[MATERIAL SHOWN start]

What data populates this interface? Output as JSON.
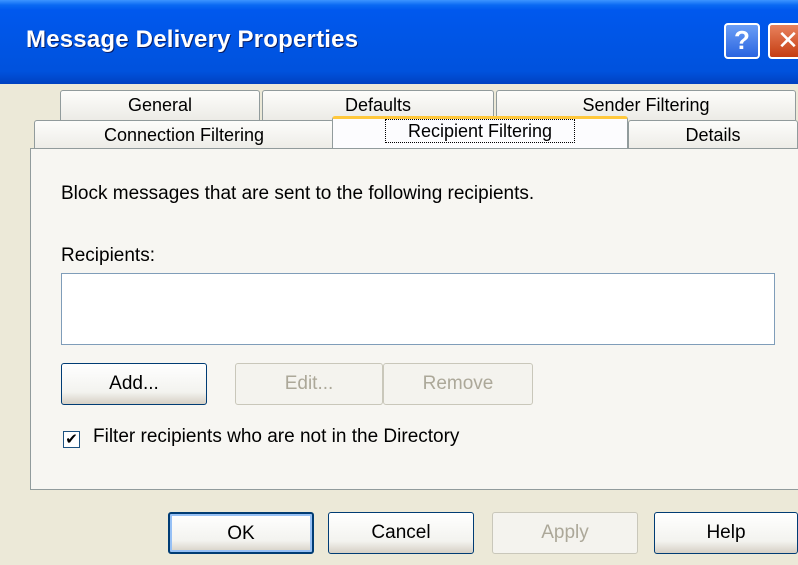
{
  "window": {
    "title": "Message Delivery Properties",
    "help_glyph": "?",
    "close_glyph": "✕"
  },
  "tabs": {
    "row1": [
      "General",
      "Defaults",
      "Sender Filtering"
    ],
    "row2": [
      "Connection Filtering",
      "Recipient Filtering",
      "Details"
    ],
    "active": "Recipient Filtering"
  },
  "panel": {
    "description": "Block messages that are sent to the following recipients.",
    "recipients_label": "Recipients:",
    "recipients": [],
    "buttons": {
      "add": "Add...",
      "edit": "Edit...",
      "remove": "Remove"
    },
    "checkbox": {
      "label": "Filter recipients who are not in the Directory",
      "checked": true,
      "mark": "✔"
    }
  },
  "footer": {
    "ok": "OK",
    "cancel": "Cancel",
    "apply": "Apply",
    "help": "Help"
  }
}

[MATERIAL SHOWN end]
[MATERIAL SHOWN start]

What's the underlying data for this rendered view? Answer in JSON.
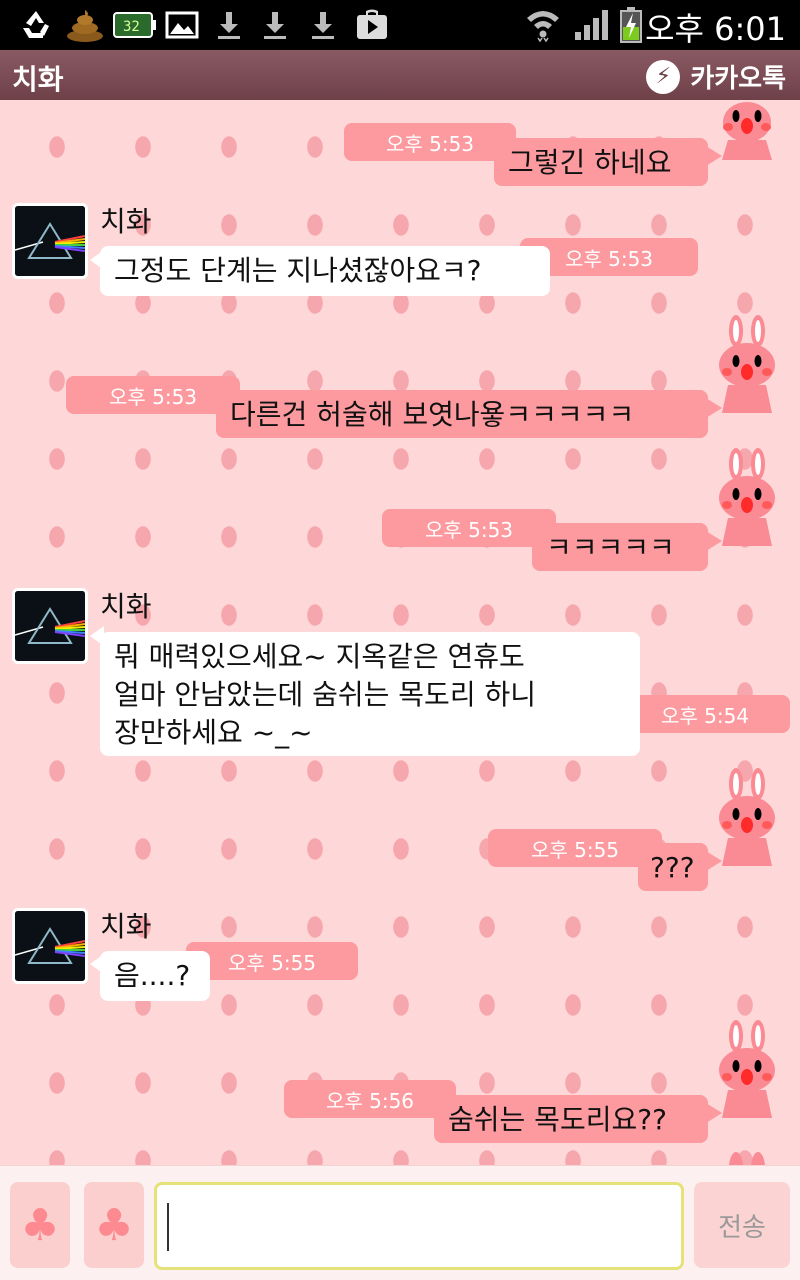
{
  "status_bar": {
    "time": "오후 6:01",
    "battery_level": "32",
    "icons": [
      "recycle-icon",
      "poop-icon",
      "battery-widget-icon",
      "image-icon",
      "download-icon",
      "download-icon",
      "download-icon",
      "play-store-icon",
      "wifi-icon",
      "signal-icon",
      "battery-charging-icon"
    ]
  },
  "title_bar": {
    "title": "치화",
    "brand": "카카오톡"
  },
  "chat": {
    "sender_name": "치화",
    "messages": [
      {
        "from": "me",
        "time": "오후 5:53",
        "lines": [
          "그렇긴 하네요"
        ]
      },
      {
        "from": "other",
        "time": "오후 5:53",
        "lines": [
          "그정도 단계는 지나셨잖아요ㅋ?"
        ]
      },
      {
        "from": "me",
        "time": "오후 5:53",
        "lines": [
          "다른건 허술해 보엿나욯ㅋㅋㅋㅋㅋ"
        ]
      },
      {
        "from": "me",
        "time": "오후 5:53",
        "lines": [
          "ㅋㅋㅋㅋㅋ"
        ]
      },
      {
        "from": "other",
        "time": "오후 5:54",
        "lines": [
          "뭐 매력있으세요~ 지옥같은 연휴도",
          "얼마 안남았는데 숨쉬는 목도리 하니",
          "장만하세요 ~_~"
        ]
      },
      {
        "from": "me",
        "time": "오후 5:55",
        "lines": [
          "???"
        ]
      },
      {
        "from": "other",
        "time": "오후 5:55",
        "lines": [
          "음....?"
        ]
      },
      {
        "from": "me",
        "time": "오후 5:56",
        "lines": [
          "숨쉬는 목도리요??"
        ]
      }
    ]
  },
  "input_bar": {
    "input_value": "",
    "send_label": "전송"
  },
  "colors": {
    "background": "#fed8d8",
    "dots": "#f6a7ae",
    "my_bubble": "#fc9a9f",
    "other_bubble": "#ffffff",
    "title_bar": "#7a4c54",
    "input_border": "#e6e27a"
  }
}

[MATERIAL SHOWN end]

* YOUR OBJECTIVE *
Collect every line above that contains the word "this".

* COMPLETED EXERCISE *
What data populates this interface? Output as JSON.
What's the underlying data for this rendered view? Answer in JSON.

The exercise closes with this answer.